Start at the line containing "Read this page and output its text content." and transcribe every line exactly through the end of the records below, and only those lines.

Stored dataset items:
^^^^^^^^

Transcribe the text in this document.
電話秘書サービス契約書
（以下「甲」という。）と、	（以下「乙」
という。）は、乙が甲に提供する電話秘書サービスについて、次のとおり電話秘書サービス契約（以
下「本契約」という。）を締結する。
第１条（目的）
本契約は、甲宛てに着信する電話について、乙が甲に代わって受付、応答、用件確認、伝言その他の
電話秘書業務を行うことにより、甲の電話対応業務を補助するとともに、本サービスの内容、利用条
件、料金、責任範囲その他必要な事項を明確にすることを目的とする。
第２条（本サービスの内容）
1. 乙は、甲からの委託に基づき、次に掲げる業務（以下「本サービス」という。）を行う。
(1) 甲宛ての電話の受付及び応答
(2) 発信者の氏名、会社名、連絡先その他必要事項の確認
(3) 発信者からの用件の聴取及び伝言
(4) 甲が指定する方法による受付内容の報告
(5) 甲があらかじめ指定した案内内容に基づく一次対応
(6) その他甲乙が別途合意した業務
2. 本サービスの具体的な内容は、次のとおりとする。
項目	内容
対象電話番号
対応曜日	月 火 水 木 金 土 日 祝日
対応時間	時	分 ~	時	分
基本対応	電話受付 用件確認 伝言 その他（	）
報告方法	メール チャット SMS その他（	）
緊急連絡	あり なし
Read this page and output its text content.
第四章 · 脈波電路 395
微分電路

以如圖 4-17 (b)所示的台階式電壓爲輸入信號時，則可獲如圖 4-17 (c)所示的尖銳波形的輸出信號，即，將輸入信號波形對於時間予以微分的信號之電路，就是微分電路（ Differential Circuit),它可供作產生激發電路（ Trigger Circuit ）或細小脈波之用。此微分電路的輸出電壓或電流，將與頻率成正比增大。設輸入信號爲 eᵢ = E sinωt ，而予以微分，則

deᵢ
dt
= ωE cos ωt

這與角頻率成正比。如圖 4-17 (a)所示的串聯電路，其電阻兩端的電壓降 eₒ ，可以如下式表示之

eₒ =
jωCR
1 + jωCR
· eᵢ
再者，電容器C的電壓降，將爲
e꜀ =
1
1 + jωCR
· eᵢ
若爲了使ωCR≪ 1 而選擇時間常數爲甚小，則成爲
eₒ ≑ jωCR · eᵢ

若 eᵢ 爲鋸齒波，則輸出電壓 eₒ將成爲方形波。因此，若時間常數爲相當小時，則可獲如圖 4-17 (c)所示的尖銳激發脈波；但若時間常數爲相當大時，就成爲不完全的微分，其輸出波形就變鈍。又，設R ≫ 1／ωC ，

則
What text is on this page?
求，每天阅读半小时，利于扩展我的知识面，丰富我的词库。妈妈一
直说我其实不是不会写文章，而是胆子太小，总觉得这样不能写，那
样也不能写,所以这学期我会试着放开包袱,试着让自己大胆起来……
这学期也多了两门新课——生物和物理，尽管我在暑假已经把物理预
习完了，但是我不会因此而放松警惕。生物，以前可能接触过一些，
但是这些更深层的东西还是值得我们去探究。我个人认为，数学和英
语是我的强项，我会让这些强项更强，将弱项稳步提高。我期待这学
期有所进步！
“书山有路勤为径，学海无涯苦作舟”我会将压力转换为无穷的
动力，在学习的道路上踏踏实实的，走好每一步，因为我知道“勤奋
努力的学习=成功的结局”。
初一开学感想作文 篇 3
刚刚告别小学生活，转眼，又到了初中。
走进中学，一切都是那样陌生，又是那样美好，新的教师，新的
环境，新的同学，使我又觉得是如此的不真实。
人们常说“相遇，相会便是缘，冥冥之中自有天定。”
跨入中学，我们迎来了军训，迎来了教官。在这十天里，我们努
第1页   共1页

^^^^^^^^

Final result:
Read this page and output its text content.
第四章 · 脈波電路 395
微分電路

以如圖 4-17 (b)所示的台階式電壓爲輸入信號時，則可獲如圖 4-17 (c)所示的尖銳波形的輸出信號，即，將輸入信號波形對於時間予以微分的信號之電路，就是微分電路（ Differential Circuit),它可供作產生激發電路（ Trigger Circuit ）或細小脈波之用。此微分電路的輸出電壓或電流，將與頻率成正比增大。設輸入信號爲 eᵢ = E sinωt ，而予以微分，則

deᵢ
dt
= ωE cos ωt

這與角頻率成正比。如圖 4-17 (a)所示的串聯電路，其電阻兩端的電壓降 eₒ ，可以如下式表示之

eₒ =
jωCR
1 + jωCR
· eᵢ
再者，電容器C的電壓降，將爲
e꜀ =
1
1 + jωCR
· eᵢ
若爲了使ωCR≪ 1 而選擇時間常數爲甚小，則成爲
eₒ ≑ jωCR · eᵢ

若 eᵢ 爲鋸齒波，則輸出電壓 eₒ將成爲方形波。因此，若時間常數爲相當小時，則可獲如圖 4-17 (c)所示的尖銳激發脈波；但若時間常數爲相當大時，就成爲不完全的微分，其輸出波形就變鈍。又，設R ≫ 1／ωC ，

則
What text is on this page?
求，每天阅读半小时，利于扩展我的知识面，丰富我的词库。妈妈一
直说我其实不是不会写文章，而是胆子太小，总觉得这样不能写，那
样也不能写,所以这学期我会试着放开包袱,试着让自己大胆起来……
这学期也多了两门新课——生物和物理，尽管我在暑假已经把物理预
习完了，但是我不会因此而放松警惕。生物，以前可能接触过一些，
但是这些更深层的东西还是值得我们去探究。我个人认为，数学和英
语是我的强项，我会让这些强项更强，将弱项稳步提高。我期待这学
期有所进步！
“书山有路勤为径，学海无涯苦作舟”我会将压力转换为无穷的
动力，在学习的道路上踏踏实实的，走好每一步，因为我知道“勤奋
努力的学习=成功的结局”。
初一开学感想作文 篇 3
刚刚告别小学生活，转眼，又到了初中。
走进中学，一切都是那样陌生，又是那样美好，新的教师，新的
环境，新的同学，使我又觉得是如此的不真实。
人们常说“相遇，相会便是缘，冥冥之中自有天定。”
跨入中学，我们迎来了军训，迎来了教官。在这十天里，我们努
第1页   共1页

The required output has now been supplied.